Return each line of the data below verbatim, from first to last.
***** THE DATA
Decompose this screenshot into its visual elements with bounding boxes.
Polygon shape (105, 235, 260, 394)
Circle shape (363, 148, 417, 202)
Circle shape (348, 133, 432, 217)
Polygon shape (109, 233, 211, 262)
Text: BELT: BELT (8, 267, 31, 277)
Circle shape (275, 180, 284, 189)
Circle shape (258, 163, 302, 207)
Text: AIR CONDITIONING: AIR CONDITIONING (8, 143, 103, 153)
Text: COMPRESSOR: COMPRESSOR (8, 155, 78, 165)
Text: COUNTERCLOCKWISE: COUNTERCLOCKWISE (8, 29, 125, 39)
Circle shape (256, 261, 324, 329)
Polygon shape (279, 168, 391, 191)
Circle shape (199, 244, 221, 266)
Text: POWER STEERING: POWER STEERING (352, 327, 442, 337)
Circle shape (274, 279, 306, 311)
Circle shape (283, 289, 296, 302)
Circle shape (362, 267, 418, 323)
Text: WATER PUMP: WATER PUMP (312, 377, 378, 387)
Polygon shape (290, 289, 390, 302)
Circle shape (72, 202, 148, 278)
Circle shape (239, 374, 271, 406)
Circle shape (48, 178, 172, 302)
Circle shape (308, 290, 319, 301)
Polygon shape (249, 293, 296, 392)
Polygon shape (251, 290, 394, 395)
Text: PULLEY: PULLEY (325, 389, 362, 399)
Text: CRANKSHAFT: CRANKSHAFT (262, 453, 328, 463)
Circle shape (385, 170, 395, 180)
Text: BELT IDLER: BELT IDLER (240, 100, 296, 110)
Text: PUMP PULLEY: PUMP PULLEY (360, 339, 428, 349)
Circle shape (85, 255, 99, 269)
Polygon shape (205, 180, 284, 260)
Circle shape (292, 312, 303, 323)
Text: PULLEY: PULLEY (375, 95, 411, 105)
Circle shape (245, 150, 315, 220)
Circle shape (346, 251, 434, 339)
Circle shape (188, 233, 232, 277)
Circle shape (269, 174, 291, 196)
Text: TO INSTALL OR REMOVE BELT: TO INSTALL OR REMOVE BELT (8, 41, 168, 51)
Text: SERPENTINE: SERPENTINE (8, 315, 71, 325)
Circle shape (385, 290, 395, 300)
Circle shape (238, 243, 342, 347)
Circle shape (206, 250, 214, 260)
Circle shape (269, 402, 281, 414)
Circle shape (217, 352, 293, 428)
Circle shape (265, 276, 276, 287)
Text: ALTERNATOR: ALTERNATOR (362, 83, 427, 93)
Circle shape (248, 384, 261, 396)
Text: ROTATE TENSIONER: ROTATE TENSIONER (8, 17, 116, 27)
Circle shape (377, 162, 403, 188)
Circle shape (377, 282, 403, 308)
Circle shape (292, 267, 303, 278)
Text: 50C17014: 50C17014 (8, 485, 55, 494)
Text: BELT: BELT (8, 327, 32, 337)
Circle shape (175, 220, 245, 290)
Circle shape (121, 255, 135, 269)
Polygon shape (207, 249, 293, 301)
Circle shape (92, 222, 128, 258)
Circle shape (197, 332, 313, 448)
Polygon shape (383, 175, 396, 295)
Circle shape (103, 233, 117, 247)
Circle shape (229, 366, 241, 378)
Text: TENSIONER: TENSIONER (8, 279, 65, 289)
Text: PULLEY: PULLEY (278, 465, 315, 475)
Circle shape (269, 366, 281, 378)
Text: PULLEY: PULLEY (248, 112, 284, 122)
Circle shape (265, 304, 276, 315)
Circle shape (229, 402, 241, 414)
**********
SOLUTION FOR THIS EXERCISE:
Decompose this screenshot into its visual elements with bounding boxes.
Polygon shape (105, 235, 260, 394)
Circle shape (363, 148, 417, 202)
Circle shape (348, 133, 432, 217)
Polygon shape (109, 233, 211, 262)
Text: BELT: BELT (8, 267, 31, 277)
Circle shape (275, 180, 284, 189)
Circle shape (258, 163, 302, 207)
Text: AIR CONDITIONING: AIR CONDITIONING (8, 143, 103, 153)
Text: COMPRESSOR: COMPRESSOR (8, 155, 78, 165)
Text: COUNTERCLOCKWISE: COUNTERCLOCKWISE (8, 29, 125, 39)
Circle shape (256, 261, 324, 329)
Polygon shape (279, 168, 391, 191)
Circle shape (199, 244, 221, 266)
Text: POWER STEERING: POWER STEERING (352, 327, 442, 337)
Circle shape (274, 279, 306, 311)
Circle shape (283, 289, 296, 302)
Circle shape (362, 267, 418, 323)
Text: WATER PUMP: WATER PUMP (312, 377, 378, 387)
Polygon shape (290, 289, 390, 302)
Circle shape (72, 202, 148, 278)
Circle shape (239, 374, 271, 406)
Circle shape (48, 178, 172, 302)
Circle shape (308, 290, 319, 301)
Polygon shape (249, 293, 296, 392)
Polygon shape (251, 290, 394, 395)
Text: PULLEY: PULLEY (325, 389, 362, 399)
Text: CRANKSHAFT: CRANKSHAFT (262, 453, 328, 463)
Circle shape (385, 170, 395, 180)
Text: BELT IDLER: BELT IDLER (240, 100, 296, 110)
Text: PUMP PULLEY: PUMP PULLEY (360, 339, 428, 349)
Circle shape (85, 255, 99, 269)
Polygon shape (205, 180, 284, 260)
Circle shape (292, 312, 303, 323)
Text: PULLEY: PULLEY (375, 95, 411, 105)
Circle shape (245, 150, 315, 220)
Circle shape (346, 251, 434, 339)
Circle shape (188, 233, 232, 277)
Circle shape (269, 174, 291, 196)
Text: TO INSTALL OR REMOVE BELT: TO INSTALL OR REMOVE BELT (8, 41, 168, 51)
Text: SERPENTINE: SERPENTINE (8, 315, 71, 325)
Circle shape (385, 290, 395, 300)
Circle shape (238, 243, 342, 347)
Circle shape (206, 250, 214, 260)
Circle shape (269, 402, 281, 414)
Circle shape (217, 352, 293, 428)
Circle shape (265, 276, 276, 287)
Text: ALTERNATOR: ALTERNATOR (362, 83, 427, 93)
Circle shape (248, 384, 261, 396)
Text: ROTATE TENSIONER: ROTATE TENSIONER (8, 17, 116, 27)
Circle shape (377, 162, 403, 188)
Circle shape (377, 282, 403, 308)
Circle shape (292, 267, 303, 278)
Text: 50C17014: 50C17014 (8, 485, 55, 494)
Text: BELT: BELT (8, 327, 32, 337)
Circle shape (175, 220, 245, 290)
Circle shape (121, 255, 135, 269)
Polygon shape (207, 249, 293, 301)
Circle shape (92, 222, 128, 258)
Circle shape (197, 332, 313, 448)
Polygon shape (383, 175, 396, 295)
Circle shape (103, 233, 117, 247)
Circle shape (229, 366, 241, 378)
Text: TENSIONER: TENSIONER (8, 279, 65, 289)
Text: PULLEY: PULLEY (278, 465, 315, 475)
Circle shape (269, 366, 281, 378)
Text: PULLEY: PULLEY (248, 112, 284, 122)
Circle shape (265, 304, 276, 315)
Circle shape (229, 402, 241, 414)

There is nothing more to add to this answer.